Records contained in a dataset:
::::

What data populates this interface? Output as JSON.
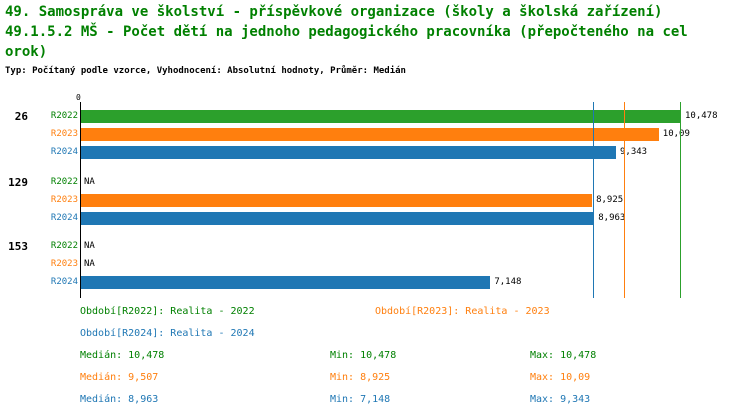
{
  "colors": {
    "green": "#2ca02c",
    "orange": "#ff7f0e",
    "blue": "#1f77b4",
    "text_green": "#008000",
    "black": "#000000"
  },
  "header": {
    "title_line1": "49. Samospráva ve školství - příspěvkové organizace (školy a školská zařízení)",
    "title_line2": "49.1.5.2 MŠ - Počet dětí na jednoho pedagogického pracovníka (přepočteného na cel",
    "title_line3": "orok)",
    "subtitle": "Typ: Počítaný podle vzorce, Vyhodnocení: Absolutní hodnoty, Průměr: Medián"
  },
  "chart_data": {
    "type": "bar",
    "orientation": "horizontal",
    "axis_origin_label": "0",
    "xlim": [
      0,
      10.478
    ],
    "grid": false,
    "groups": [
      {
        "label": "26",
        "rows": [
          {
            "series": "R2022",
            "color": "green",
            "value": 10.478,
            "display": "10,478"
          },
          {
            "series": "R2023",
            "color": "orange",
            "value": 10.09,
            "display": "10,09"
          },
          {
            "series": "R2024",
            "color": "blue",
            "value": 9.343,
            "display": "9,343"
          }
        ]
      },
      {
        "label": "129",
        "rows": [
          {
            "series": "R2022",
            "color": "green",
            "value": null,
            "display": "NA"
          },
          {
            "series": "R2023",
            "color": "orange",
            "value": 8.925,
            "display": "8,925"
          },
          {
            "series": "R2024",
            "color": "blue",
            "value": 8.963,
            "display": "8,963"
          }
        ]
      },
      {
        "label": "153",
        "rows": [
          {
            "series": "R2022",
            "color": "green",
            "value": null,
            "display": "NA"
          },
          {
            "series": "R2023",
            "color": "orange",
            "value": null,
            "display": "NA"
          },
          {
            "series": "R2024",
            "color": "blue",
            "value": 7.148,
            "display": "7,148"
          }
        ]
      }
    ],
    "median_lines": [
      {
        "color": "green",
        "value": 10.478
      },
      {
        "color": "orange",
        "value": 9.507
      },
      {
        "color": "blue",
        "value": 8.963
      }
    ]
  },
  "legend": {
    "periods": [
      {
        "text": "Období[R2022]: Realita - 2022"
      },
      {
        "text": "Období[R2023]: Realita - 2023"
      },
      {
        "text": "Období[R2024]: Realita - 2024"
      }
    ],
    "stats": [
      {
        "median": "Medián: 10,478",
        "min": "Min: 10,478",
        "max": "Max: 10,478"
      },
      {
        "median": "Medián: 9,507",
        "min": "Min: 8,925",
        "max": "Max: 10,09"
      },
      {
        "median": "Medián: 8,963",
        "min": "Min: 7,148",
        "max": "Max: 9,343"
      }
    ]
  }
}
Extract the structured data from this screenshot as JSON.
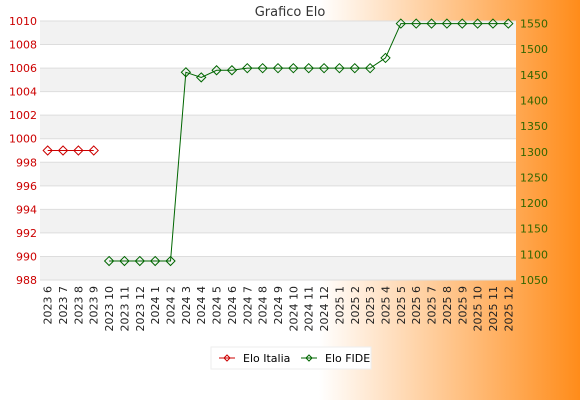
{
  "chart_data": {
    "type": "line",
    "title": "Grafico Elo",
    "categories": [
      "2023 6",
      "2023 7",
      "2023 8",
      "2023 9",
      "2023 10",
      "2023 11",
      "2023 12",
      "2024 1",
      "2024 2",
      "2024 3",
      "2024 4",
      "2024 5",
      "2024 6",
      "2024 7",
      "2024 8",
      "2024 9",
      "2024 10",
      "2024 11",
      "2024 12",
      "2025 1",
      "2025 2",
      "2025 3",
      "2025 4",
      "2025 5",
      "2025 6",
      "2025 7",
      "2025 8",
      "2025 9",
      "2025 10",
      "2025 11",
      "2025 12"
    ],
    "y_left": {
      "ticks": [
        "988",
        "990",
        "992",
        "994",
        "996",
        "998",
        "1000",
        "1002",
        "1004",
        "1006",
        "1008",
        "1010"
      ],
      "ylim": [
        988,
        1010
      ],
      "color": "#cc0000"
    },
    "y_right": {
      "ticks": [
        "1050",
        "1100",
        "1150",
        "1200",
        "1250",
        "1300",
        "1350",
        "1400",
        "1450",
        "1500",
        "1550"
      ],
      "ylim": [
        1050,
        1555
      ],
      "color": "#336600"
    },
    "series": [
      {
        "name": "Elo Italia",
        "axis": "left",
        "color": "#cc0000",
        "values": [
          999,
          999,
          999,
          999,
          null,
          null,
          null,
          null,
          null,
          null,
          null,
          null,
          null,
          null,
          null,
          null,
          null,
          null,
          null,
          null,
          null,
          null,
          null,
          null,
          null,
          null,
          null,
          null,
          null,
          null,
          null
        ]
      },
      {
        "name": "Elo FIDE",
        "axis": "right",
        "color": "#006600",
        "values": [
          null,
          null,
          null,
          null,
          1087,
          1087,
          1087,
          1087,
          1087,
          1455,
          1445,
          1459,
          1459,
          1463,
          1463,
          1463,
          1463,
          1463,
          1463,
          1463,
          1463,
          1463,
          1483,
          1550,
          1550,
          1550,
          1550,
          1550,
          1550,
          1550,
          1550
        ]
      }
    ],
    "grid": true,
    "legend": "bottom-center",
    "background_gradient": [
      "#ffffff",
      "#ff8c1a"
    ]
  }
}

::::

### Work to be completed:
Restate the data above exactly, stripping out each image.

### Task answer:
What data populates this interface? Output as JSON.
{
  "colors": {
    "green": "#2ca02c",
    "orange": "#ff7f0e",
    "blue": "#1f77b4",
    "text_green": "#008000",
    "black": "#000000"
  },
  "header": {
    "title_line1": "49. Samospráva ve školství - příspěvkové organizace (školy a školská zařízení)",
    "title_line2": "49.1.5.2 MŠ - Počet dětí na jednoho pedagogického pracovníka (přepočteného na cel",
    "title_line3": "orok)",
    "subtitle": "Typ: Počítaný podle vzorce, Vyhodnocení: Absolutní hodnoty, Průměr: Medián"
  },
  "chart_data": {
    "type": "bar",
    "orientation": "horizontal",
    "axis_origin_label": "0",
    "xlim": [
      0,
      10.478
    ],
    "grid": false,
    "groups": [
      {
        "label": "26",
        "rows": [
          {
            "series": "R2022",
            "color": "green",
            "value": 10.478,
            "display": "10,478"
          },
          {
            "series": "R2023",
            "color": "orange",
            "value": 10.09,
            "display": "10,09"
          },
          {
            "series": "R2024",
            "color": "blue",
            "value": 9.343,
            "display": "9,343"
          }
        ]
      },
      {
        "label": "129",
        "rows": [
          {
            "series": "R2022",
            "color": "green",
            "value": null,
            "display": "NA"
          },
          {
            "series": "R2023",
            "color": "orange",
            "value": 8.925,
            "display": "8,925"
          },
          {
            "series": "R2024",
            "color": "blue",
            "value": 8.963,
            "display": "8,963"
          }
        ]
      },
      {
        "label": "153",
        "rows": [
          {
            "series": "R2022",
            "color": "green",
            "value": null,
            "display": "NA"
          },
          {
            "series": "R2023",
            "color": "orange",
            "value": null,
            "display": "NA"
          },
          {
            "series": "R2024",
            "color": "blue",
            "value": 7.148,
            "display": "7,148"
          }
        ]
      }
    ],
    "median_lines": [
      {
        "color": "green",
        "value": 10.478
      },
      {
        "color": "orange",
        "value": 9.507
      },
      {
        "color": "blue",
        "value": 8.963
      }
    ]
  },
  "legend": {
    "periods": [
      {
        "text": "Období[R2022]: Realita - 2022"
      },
      {
        "text": "Období[R2023]: Realita - 2023"
      },
      {
        "text": "Období[R2024]: Realita - 2024"
      }
    ],
    "stats": [
      {
        "median": "Medián: 10,478",
        "min": "Min: 10,478",
        "max": "Max: 10,478"
      },
      {
        "median": "Medián: 9,507",
        "min": "Min: 8,925",
        "max": "Max: 10,09"
      },
      {
        "median": "Medián: 8,963",
        "min": "Min: 7,148",
        "max": "Max: 9,343"
      }
    ]
  }
}
Extract the structured data from this screenshot as JSON.
{
  "chart_data": {
    "type": "line",
    "title": "Grafico Elo",
    "categories": [
      "2023 6",
      "2023 7",
      "2023 8",
      "2023 9",
      "2023 10",
      "2023 11",
      "2023 12",
      "2024 1",
      "2024 2",
      "2024 3",
      "2024 4",
      "2024 5",
      "2024 6",
      "2024 7",
      "2024 8",
      "2024 9",
      "2024 10",
      "2024 11",
      "2024 12",
      "2025 1",
      "2025 2",
      "2025 3",
      "2025 4",
      "2025 5",
      "2025 6",
      "2025 7",
      "2025 8",
      "2025 9",
      "2025 10",
      "2025 11",
      "2025 12"
    ],
    "y_left": {
      "ticks": [
        "988",
        "990",
        "992",
        "994",
        "996",
        "998",
        "1000",
        "1002",
        "1004",
        "1006",
        "1008",
        "1010"
      ],
      "ylim": [
        988,
        1010
      ],
      "color": "#cc0000"
    },
    "y_right": {
      "ticks": [
        "1050",
        "1100",
        "1150",
        "1200",
        "1250",
        "1300",
        "1350",
        "1400",
        "1450",
        "1500",
        "1550"
      ],
      "ylim": [
        1050,
        1555
      ],
      "color": "#336600"
    },
    "series": [
      {
        "name": "Elo Italia",
        "axis": "left",
        "color": "#cc0000",
        "values": [
          999,
          999,
          999,
          999,
          null,
          null,
          null,
          null,
          null,
          null,
          null,
          null,
          null,
          null,
          null,
          null,
          null,
          null,
          null,
          null,
          null,
          null,
          null,
          null,
          null,
          null,
          null,
          null,
          null,
          null,
          null
        ]
      },
      {
        "name": "Elo FIDE",
        "axis": "right",
        "color": "#006600",
        "values": [
          null,
          null,
          null,
          null,
          1087,
          1087,
          1087,
          1087,
          1087,
          1455,
          1445,
          1459,
          1459,
          1463,
          1463,
          1463,
          1463,
          1463,
          1463,
          1463,
          1463,
          1463,
          1483,
          1550,
          1550,
          1550,
          1550,
          1550,
          1550,
          1550,
          1550
        ]
      }
    ],
    "grid": true,
    "legend": "bottom-center",
    "background_gradient": [
      "#ffffff",
      "#ff8c1a"
    ]
  }
}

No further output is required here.